(Dataset records)
=-=-=

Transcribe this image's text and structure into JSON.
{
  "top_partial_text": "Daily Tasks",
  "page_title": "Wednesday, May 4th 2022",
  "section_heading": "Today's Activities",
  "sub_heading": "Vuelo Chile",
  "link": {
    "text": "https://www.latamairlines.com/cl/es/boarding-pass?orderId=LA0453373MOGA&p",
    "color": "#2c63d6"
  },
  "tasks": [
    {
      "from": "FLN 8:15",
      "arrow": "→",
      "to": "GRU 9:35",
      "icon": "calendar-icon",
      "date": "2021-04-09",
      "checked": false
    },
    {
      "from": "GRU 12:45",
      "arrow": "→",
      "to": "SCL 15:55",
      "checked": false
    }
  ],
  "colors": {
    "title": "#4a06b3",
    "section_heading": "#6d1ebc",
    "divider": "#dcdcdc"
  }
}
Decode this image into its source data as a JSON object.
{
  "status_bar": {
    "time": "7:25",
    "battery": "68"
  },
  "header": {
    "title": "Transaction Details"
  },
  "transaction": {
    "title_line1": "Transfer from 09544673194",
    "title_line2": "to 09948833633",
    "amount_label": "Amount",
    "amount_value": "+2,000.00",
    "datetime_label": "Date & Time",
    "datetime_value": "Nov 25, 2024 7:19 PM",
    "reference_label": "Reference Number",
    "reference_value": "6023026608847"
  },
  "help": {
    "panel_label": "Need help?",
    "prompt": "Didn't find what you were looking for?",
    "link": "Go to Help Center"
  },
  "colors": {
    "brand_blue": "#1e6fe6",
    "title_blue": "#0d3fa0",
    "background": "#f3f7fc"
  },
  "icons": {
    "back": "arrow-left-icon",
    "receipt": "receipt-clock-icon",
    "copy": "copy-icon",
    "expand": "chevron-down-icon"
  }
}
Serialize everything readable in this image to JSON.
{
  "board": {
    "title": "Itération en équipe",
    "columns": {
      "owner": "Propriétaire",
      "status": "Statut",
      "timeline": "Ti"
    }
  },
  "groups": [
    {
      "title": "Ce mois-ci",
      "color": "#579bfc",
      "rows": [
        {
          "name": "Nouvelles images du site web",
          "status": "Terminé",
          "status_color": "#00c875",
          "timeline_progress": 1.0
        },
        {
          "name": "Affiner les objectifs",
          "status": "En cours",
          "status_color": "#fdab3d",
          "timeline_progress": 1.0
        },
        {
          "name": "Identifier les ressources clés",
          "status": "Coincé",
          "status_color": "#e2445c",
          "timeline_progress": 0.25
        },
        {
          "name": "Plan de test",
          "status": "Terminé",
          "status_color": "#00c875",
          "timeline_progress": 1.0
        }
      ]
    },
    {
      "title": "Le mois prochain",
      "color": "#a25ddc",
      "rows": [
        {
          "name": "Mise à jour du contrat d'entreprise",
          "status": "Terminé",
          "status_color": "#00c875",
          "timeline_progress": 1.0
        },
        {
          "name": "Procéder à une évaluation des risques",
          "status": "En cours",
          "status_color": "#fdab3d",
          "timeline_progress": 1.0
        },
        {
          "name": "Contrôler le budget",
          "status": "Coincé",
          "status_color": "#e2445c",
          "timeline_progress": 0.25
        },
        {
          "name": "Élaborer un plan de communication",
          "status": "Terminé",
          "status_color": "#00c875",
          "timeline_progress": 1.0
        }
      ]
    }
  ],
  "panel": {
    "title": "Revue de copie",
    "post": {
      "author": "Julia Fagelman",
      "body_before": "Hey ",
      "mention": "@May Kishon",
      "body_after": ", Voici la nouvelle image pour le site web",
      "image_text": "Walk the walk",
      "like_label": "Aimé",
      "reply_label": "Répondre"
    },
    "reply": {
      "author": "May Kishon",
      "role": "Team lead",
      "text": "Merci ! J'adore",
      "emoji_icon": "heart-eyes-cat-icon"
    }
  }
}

=-=-=

Reproduce all the records precisely.

EXPECTED OUTPUT
Transcribe this image's text and structure into JSON.
{
  "top_partial_text": "Daily Tasks",
  "page_title": "Wednesday, May 4th 2022",
  "section_heading": "Today's Activities",
  "sub_heading": "Vuelo Chile",
  "link": {
    "text": "https://www.latamairlines.com/cl/es/boarding-pass?orderId=LA0453373MOGA&p",
    "color": "#2c63d6"
  },
  "tasks": [
    {
      "from": "FLN 8:15",
      "arrow": "→",
      "to": "GRU 9:35",
      "icon": "calendar-icon",
      "date": "2021-04-09",
      "checked": false
    },
    {
      "from": "GRU 12:45",
      "arrow": "→",
      "to": "SCL 15:55",
      "checked": false
    }
  ],
  "colors": {
    "title": "#4a06b3",
    "section_heading": "#6d1ebc",
    "divider": "#dcdcdc"
  }
}
Decode this image into its source data as a JSON object.
{
  "status_bar": {
    "time": "7:25",
    "battery": "68"
  },
  "header": {
    "title": "Transaction Details"
  },
  "transaction": {
    "title_line1": "Transfer from 09544673194",
    "title_line2": "to 09948833633",
    "amount_label": "Amount",
    "amount_value": "+2,000.00",
    "datetime_label": "Date & Time",
    "datetime_value": "Nov 25, 2024 7:19 PM",
    "reference_label": "Reference Number",
    "reference_value": "6023026608847"
  },
  "help": {
    "panel_label": "Need help?",
    "prompt": "Didn't find what you were looking for?",
    "link": "Go to Help Center"
  },
  "colors": {
    "brand_blue": "#1e6fe6",
    "title_blue": "#0d3fa0",
    "background": "#f3f7fc"
  },
  "icons": {
    "back": "arrow-left-icon",
    "receipt": "receipt-clock-icon",
    "copy": "copy-icon",
    "expand": "chevron-down-icon"
  }
}
Serialize everything readable in this image to JSON.
{
  "board": {
    "title": "Itération en équipe",
    "columns": {
      "owner": "Propriétaire",
      "status": "Statut",
      "timeline": "Ti"
    }
  },
  "groups": [
    {
      "title": "Ce mois-ci",
      "color": "#579bfc",
      "rows": [
        {
          "name": "Nouvelles images du site web",
          "status": "Terminé",
          "status_color": "#00c875",
          "timeline_progress": 1.0
        },
        {
          "name": "Affiner les objectifs",
          "status": "En cours",
          "status_color": "#fdab3d",
          "timeline_progress": 1.0
        },
        {
          "name": "Identifier les ressources clés",
          "status": "Coincé",
          "status_color": "#e2445c",
          "timeline_progress": 0.25
        },
        {
          "name": "Plan de test",
          "status": "Terminé",
          "status_color": "#00c875",
          "timeline_progress": 1.0
        }
      ]
    },
    {
      "title": "Le mois prochain",
      "color": "#a25ddc",
      "rows": [
        {
          "name": "Mise à jour du contrat d'entreprise",
          "status": "Terminé",
          "status_color": "#00c875",
          "timeline_progress": 1.0
        },
        {
          "name": "Procéder à une évaluation des risques",
          "status": "En cours",
          "status_color": "#fdab3d",
          "timeline_progress": 1.0
        },
        {
          "name": "Contrôler le budget",
          "status": "Coincé",
          "status_color": "#e2445c",
          "timeline_progress": 0.25
        },
        {
          "name": "Élaborer un plan de communication",
          "status": "Terminé",
          "status_color": "#00c875",
          "timeline_progress": 1.0
        }
      ]
    }
  ],
  "panel": {
    "title": "Revue de copie",
    "post": {
      "author": "Julia Fagelman",
      "body_before": "Hey ",
      "mention": "@May Kishon",
      "body_after": ", Voici la nouvelle image pour le site web",
      "image_text": "Walk the walk",
      "like_label": "Aimé",
      "reply_label": "Répondre"
    },
    "reply": {
      "author": "May Kishon",
      "role": "Team lead",
      "text": "Merci ! J'adore",
      "emoji_icon": "heart-eyes-cat-icon"
    }
  }
}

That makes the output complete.